[AIM]:
Each entry below must be repeated exactly, with pictures left out.

[EXCERPTED RECORDS]:
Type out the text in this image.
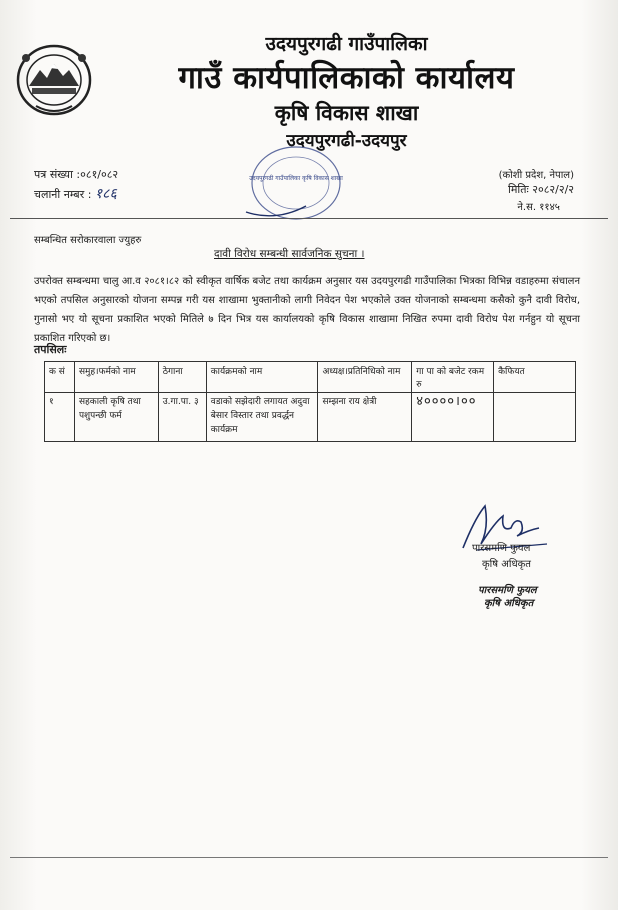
उदयपुरगढी गाउँपालिका
गाउँ कार्यपालिकाको कार्यालय
कृषि विकास शाखा
उदयपुरगढी-उदयपुर
उदयपुरगढी गाउँपालिका कृषि विकास शाखा
पत्र संख्या :०८१/०८२
चलानी नम्बर : १८६
(कोशी प्रदेश, नेपाल)
मितिः २०८२/२/२
ने.स. ११४५
सम्बन्धित सरोकारवाला ज्युहरु
दावी विरोध सम्बन्धी सार्वजनिक सुचना ।
उपरोक्त सम्बन्धमा चालु आ.व २०८१।८२ को स्वीकृत वार्षिक बजेट तथा कार्यक्रम अनुसार यस उदयपुरगढी गाउँपालिका भित्रका विभिन्न वडाहरुमा संचालन भएको तपसिल अनुसारको योजना सम्पन्न गरी यस शाखामा भुक्तानीको लागी निवेदन पेश भएकोले उक्त योजनाको सम्बन्धमा कसैको कुनै दावी विरोध, गुनासो भए यो सूचना प्रकाशित भएको मितिले ७ दिन भित्र यस कार्यालयको कृषि विकास शाखामा निखित रुपमा दावी विरोध पेश गर्नहुन यो सूचना प्रकाशित गरिएको छ।
तपसिलः
क सं	समुह।फर्मको नाम	ठेगाना	कार्यक्रमको नाम	अध्यक्ष।प्रतिनिधिको नाम	गा पा को बजेट रकम रु	कैफियत
१	सहकाली कृषि तथा पशुपन्छी फर्म	उ.गा.पा. ३	वडाको सझेदारी लगायत अदुवा बेसार विस्तार तथा प्रवर्द्धन कार्यक्रम	सम्झना राय क्षेत्री	४००००।००	
पारसमणि फुयल
कृषि अधिकृत
पारसमणि फुयल
कृषि अधिकृत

[RESPONSE TO THE EXERCISE]:
Type out the text in this image.
उदयपुरगढी गाउँपालिका
गाउँ कार्यपालिकाको कार्यालय
कृषि विकास शाखा
उदयपुरगढी-उदयपुर
उदयपुरगढी गाउँपालिका कृषि विकास शाखा
पत्र संख्या :०८१/०८२
चलानी नम्बर : १८६
(कोशी प्रदेश, नेपाल)
मितिः २०८२/२/२
ने.स. ११४५
सम्बन्धित सरोकारवाला ज्युहरु
दावी विरोध सम्बन्धी सार्वजनिक सुचना ।
उपरोक्त सम्बन्धमा चालु आ.व २०८१।८२ को स्वीकृत वार्षिक बजेट तथा कार्यक्रम अनुसार यस उदयपुरगढी गाउँपालिका भित्रका विभिन्न वडाहरुमा संचालन भएको तपसिल अनुसारको योजना सम्पन्न गरी यस शाखामा भुक्तानीको लागी निवेदन पेश भएकोले उक्त योजनाको सम्बन्धमा कसैको कुनै दावी विरोध, गुनासो भए यो सूचना प्रकाशित भएको मितिले ७ दिन भित्र यस कार्यालयको कृषि विकास शाखामा निखित रुपमा दावी विरोध पेश गर्नहुन यो सूचना प्रकाशित गरिएको छ।
तपसिलः
क सं	समुह।फर्मको नाम	ठेगाना	कार्यक्रमको नाम	अध्यक्ष।प्रतिनिधिको नाम	गा पा को बजेट रकम रु	कैफियत
१	सहकाली कृषि तथा पशुपन्छी फर्म	उ.गा.पा. ३	वडाको सझेदारी लगायत अदुवा बेसार विस्तार तथा प्रवर्द्धन कार्यक्रम	सम्झना राय क्षेत्री	४००००।००	
पारसमणि फुयल
कृषि अधिकृत
पारसमणि फुयल
कृषि अधिकृत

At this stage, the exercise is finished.